WHAT THE TASK ASKS. Retype all the records with nothing changed.

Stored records

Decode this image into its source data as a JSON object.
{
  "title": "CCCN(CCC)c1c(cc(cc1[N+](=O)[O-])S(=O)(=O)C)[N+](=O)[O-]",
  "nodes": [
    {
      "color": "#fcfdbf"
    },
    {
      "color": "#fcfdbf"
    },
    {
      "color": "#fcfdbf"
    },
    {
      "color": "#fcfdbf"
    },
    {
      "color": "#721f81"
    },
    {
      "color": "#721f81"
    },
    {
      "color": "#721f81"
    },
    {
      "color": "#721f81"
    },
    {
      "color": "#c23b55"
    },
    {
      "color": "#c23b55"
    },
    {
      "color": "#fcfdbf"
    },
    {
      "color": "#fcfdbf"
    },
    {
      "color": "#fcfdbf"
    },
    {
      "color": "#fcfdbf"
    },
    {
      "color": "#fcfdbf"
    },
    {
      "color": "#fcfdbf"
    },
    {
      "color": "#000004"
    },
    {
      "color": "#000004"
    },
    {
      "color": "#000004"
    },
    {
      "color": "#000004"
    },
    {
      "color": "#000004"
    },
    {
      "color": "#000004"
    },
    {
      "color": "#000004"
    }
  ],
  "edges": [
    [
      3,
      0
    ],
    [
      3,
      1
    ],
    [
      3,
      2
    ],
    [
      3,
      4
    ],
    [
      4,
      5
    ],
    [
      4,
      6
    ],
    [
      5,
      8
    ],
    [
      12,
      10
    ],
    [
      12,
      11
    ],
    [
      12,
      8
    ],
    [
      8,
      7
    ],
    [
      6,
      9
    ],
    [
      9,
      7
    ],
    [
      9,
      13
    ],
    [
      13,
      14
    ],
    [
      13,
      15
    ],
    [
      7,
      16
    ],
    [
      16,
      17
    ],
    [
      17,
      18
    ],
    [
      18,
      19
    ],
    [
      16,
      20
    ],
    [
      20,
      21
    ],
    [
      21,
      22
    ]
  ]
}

RESULT.
Decode this image into its source data as a JSON object.
{
  "title": "CCCN(CCC)c1c(cc(cc1[N+](=O)[O-])S(=O)(=O)C)[N+](=O)[O-]",
  "nodes": [
    {
      "color": "#fcfdbf"
    },
    {
      "color": "#fcfdbf"
    },
    {
      "color": "#fcfdbf"
    },
    {
      "color": "#fcfdbf"
    },
    {
      "color": "#721f81"
    },
    {
      "color": "#721f81"
    },
    {
      "color": "#721f81"
    },
    {
      "color": "#721f81"
    },
    {
      "color": "#c23b55"
    },
    {
      "color": "#c23b55"
    },
    {
      "color": "#fcfdbf"
    },
    {
      "color": "#fcfdbf"
    },
    {
      "color": "#fcfdbf"
    },
    {
      "color": "#fcfdbf"
    },
    {
      "color": "#fcfdbf"
    },
    {
      "color": "#fcfdbf"
    },
    {
      "color": "#000004"
    },
    {
      "color": "#000004"
    },
    {
      "color": "#000004"
    },
    {
      "color": "#000004"
    },
    {
      "color": "#000004"
    },
    {
      "color": "#000004"
    },
    {
      "color": "#000004"
    }
  ],
  "edges": [
    [
      3,
      0
    ],
    [
      3,
      1
    ],
    [
      3,
      2
    ],
    [
      3,
      4
    ],
    [
      4,
      5
    ],
    [
      4,
      6
    ],
    [
      5,
      8
    ],
    [
      12,
      10
    ],
    [
      12,
      11
    ],
    [
      12,
      8
    ],
    [
      8,
      7
    ],
    [
      6,
      9
    ],
    [
      9,
      7
    ],
    [
      9,
      13
    ],
    [
      13,
      14
    ],
    [
      13,
      15
    ],
    [
      7,
      16
    ],
    [
      16,
      17
    ],
    [
      17,
      18
    ],
    [
      18,
      19
    ],
    [
      16,
      20
    ],
    [
      20,
      21
    ],
    [
      21,
      22
    ]
  ]
}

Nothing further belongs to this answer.